**Task details**. Reproduce every line in the listing that contains the word "name".
========
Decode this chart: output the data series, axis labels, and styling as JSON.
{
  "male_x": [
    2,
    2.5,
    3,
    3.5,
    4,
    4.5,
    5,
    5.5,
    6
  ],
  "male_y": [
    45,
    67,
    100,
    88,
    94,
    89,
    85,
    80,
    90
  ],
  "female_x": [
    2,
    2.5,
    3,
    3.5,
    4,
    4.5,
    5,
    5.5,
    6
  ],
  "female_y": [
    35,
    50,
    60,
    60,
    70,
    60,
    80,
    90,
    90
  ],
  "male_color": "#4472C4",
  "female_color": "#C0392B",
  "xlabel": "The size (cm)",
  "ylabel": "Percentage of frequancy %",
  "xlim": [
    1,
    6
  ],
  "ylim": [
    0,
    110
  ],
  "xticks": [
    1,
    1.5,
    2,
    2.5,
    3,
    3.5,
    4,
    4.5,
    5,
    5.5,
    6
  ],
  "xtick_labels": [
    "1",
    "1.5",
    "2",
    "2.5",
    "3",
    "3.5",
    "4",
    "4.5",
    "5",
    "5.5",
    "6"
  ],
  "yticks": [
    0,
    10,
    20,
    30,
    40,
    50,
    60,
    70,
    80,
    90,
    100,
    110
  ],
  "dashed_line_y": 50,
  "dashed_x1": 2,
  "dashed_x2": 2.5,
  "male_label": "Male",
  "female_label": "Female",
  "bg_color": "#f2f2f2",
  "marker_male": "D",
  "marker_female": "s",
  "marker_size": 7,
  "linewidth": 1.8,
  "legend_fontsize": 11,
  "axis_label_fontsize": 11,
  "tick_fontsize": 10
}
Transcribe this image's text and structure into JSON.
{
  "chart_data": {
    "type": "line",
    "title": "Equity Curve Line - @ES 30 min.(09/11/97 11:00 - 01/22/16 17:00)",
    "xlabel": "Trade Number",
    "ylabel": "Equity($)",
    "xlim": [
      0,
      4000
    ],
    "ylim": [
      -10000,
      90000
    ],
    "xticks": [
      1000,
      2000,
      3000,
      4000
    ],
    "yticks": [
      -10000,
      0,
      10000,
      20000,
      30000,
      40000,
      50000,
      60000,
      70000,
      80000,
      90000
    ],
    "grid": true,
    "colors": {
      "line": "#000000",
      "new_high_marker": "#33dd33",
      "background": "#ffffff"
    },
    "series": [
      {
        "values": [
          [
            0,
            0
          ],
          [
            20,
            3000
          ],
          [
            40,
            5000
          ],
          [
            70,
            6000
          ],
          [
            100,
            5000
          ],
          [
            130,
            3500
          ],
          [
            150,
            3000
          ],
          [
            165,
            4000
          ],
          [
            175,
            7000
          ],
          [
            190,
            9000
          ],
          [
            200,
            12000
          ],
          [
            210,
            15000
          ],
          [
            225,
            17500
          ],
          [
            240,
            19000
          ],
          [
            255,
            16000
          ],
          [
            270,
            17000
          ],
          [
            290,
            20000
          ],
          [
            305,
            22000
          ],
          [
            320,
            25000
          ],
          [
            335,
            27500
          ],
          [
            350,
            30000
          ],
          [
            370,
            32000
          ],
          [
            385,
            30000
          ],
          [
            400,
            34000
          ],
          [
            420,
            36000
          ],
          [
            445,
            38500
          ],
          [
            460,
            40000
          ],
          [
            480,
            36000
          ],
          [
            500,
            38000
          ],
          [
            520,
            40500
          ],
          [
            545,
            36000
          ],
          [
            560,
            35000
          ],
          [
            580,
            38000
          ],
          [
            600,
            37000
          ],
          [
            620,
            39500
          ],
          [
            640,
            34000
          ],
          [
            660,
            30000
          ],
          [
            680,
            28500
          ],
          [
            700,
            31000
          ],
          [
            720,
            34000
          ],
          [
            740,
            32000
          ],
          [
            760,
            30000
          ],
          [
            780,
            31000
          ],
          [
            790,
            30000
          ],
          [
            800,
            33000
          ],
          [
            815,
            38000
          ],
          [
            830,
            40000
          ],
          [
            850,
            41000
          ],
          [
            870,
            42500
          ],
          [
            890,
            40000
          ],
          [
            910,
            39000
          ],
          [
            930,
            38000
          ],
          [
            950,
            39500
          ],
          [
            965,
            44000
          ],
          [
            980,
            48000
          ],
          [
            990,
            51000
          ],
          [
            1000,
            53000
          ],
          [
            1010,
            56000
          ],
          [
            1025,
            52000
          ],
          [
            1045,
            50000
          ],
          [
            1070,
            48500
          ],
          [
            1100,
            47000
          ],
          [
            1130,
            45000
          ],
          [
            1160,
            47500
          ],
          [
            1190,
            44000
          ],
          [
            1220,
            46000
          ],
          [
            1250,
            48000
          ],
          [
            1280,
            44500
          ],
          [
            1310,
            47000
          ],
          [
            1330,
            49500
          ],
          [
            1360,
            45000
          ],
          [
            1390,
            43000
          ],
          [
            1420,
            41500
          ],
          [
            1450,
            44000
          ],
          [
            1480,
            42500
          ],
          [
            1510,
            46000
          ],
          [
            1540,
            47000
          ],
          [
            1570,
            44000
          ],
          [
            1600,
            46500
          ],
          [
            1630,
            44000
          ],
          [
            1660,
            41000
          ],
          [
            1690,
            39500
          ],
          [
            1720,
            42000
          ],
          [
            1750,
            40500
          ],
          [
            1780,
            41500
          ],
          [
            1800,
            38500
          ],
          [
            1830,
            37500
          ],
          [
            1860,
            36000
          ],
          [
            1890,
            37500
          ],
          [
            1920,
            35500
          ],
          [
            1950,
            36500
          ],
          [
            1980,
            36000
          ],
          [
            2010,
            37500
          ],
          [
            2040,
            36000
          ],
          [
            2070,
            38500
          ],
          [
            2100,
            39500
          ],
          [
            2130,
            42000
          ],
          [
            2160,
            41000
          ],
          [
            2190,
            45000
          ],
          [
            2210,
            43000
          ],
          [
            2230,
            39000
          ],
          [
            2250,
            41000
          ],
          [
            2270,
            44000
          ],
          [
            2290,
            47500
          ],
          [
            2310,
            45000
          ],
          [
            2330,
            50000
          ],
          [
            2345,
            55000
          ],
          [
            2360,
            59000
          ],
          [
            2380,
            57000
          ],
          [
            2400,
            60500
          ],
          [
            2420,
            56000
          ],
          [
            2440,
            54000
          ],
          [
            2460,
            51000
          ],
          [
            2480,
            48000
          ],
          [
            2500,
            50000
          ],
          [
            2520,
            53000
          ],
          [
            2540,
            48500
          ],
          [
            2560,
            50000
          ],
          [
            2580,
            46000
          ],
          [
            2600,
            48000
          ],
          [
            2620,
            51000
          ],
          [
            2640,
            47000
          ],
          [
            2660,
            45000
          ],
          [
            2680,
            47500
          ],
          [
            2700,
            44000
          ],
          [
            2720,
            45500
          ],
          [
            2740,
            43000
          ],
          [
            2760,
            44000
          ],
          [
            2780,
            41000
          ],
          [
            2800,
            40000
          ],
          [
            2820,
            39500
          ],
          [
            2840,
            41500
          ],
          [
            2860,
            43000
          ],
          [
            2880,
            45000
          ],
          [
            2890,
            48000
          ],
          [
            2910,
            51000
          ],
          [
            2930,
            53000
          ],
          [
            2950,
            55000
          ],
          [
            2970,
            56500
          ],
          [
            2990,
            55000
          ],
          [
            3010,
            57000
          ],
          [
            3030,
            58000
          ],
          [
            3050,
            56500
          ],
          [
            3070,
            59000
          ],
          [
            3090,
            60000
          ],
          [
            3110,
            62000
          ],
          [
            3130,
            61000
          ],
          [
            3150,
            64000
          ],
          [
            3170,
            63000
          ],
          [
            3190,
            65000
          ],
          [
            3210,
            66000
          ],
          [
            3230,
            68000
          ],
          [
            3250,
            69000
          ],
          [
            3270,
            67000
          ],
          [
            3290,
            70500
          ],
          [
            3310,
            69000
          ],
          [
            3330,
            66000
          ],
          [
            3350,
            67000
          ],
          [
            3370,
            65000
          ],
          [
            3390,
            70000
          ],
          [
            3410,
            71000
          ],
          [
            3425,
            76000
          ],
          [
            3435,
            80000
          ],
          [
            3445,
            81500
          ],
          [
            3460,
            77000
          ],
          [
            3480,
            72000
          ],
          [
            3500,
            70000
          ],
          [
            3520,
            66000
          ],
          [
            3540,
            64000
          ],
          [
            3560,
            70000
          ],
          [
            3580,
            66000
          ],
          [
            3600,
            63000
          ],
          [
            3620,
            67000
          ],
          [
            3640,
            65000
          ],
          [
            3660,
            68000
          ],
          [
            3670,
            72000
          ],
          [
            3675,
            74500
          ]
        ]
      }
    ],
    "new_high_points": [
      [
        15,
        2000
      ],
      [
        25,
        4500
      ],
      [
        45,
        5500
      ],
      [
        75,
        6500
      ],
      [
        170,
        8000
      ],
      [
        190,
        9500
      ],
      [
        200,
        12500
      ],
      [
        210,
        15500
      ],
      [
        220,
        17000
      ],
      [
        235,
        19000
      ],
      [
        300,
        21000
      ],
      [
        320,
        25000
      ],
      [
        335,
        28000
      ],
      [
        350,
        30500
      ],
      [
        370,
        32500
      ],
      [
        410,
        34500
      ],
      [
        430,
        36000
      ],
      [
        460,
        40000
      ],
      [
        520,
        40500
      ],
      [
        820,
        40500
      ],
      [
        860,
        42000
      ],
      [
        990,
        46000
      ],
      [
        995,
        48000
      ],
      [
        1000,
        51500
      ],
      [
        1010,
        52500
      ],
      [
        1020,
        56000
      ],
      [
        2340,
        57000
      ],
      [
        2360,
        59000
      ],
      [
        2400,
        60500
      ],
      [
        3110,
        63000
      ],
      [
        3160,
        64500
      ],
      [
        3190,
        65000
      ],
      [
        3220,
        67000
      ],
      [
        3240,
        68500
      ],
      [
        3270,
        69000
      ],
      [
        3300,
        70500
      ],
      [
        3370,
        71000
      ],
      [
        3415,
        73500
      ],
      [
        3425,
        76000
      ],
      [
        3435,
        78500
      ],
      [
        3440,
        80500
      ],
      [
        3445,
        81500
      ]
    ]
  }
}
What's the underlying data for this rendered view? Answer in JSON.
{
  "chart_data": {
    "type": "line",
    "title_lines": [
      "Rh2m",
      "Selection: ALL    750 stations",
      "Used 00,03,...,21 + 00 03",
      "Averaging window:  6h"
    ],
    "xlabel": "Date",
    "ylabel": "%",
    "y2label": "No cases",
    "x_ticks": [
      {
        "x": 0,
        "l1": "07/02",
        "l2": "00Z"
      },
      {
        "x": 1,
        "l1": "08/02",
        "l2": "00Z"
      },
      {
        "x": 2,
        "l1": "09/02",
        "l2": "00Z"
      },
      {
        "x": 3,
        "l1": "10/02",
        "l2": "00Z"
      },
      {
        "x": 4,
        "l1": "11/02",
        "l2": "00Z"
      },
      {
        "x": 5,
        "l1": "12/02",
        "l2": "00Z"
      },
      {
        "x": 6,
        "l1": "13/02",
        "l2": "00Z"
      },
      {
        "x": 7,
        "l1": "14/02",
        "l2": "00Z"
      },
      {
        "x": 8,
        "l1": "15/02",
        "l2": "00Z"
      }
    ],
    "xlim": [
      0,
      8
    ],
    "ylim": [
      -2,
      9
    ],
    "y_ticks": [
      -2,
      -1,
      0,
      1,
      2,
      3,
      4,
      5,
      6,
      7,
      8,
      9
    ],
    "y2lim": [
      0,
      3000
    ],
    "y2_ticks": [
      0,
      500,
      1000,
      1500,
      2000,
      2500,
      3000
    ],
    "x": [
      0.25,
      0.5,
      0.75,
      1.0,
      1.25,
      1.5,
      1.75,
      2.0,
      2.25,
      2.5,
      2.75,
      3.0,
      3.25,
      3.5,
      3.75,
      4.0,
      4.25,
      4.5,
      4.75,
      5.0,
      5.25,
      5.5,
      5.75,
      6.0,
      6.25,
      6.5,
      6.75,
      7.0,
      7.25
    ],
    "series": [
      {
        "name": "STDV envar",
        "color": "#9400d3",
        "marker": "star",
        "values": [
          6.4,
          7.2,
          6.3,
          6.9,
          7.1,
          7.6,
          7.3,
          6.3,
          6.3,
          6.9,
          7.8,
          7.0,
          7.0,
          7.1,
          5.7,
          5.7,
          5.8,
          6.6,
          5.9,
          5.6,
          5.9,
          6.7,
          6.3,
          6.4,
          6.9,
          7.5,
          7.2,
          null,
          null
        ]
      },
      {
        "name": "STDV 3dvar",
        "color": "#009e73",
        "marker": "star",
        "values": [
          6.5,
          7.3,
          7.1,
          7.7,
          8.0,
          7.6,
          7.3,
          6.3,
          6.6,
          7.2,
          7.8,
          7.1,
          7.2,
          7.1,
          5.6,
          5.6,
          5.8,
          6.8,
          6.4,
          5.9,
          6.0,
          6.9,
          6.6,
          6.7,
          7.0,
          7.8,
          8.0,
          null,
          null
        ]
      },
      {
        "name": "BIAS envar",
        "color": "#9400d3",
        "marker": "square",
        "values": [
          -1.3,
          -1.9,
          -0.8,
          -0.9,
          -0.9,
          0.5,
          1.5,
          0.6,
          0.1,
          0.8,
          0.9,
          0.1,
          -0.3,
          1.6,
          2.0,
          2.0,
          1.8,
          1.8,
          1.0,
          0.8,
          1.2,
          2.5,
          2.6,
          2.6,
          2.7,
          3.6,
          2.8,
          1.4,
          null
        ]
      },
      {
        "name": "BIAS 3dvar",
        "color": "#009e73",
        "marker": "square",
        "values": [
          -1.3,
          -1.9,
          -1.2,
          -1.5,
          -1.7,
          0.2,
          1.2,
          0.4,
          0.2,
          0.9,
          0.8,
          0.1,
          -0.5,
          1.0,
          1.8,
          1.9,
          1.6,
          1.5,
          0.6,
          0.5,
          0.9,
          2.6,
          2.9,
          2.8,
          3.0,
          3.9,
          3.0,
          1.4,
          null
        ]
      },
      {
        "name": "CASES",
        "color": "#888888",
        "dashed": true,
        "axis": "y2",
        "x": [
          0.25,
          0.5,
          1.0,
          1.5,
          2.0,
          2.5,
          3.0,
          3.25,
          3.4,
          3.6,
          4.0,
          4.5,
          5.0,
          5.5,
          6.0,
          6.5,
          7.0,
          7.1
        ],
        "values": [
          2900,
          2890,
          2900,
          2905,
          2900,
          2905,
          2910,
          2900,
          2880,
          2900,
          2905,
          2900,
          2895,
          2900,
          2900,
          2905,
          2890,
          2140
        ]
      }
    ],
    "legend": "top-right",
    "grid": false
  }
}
========
**Output for this exercise**.
        "name": "STDV envar",
        "name": "STDV 3dvar",
        "name": "BIAS envar",
        "name": "BIAS 3dvar",
        "name": "CASES",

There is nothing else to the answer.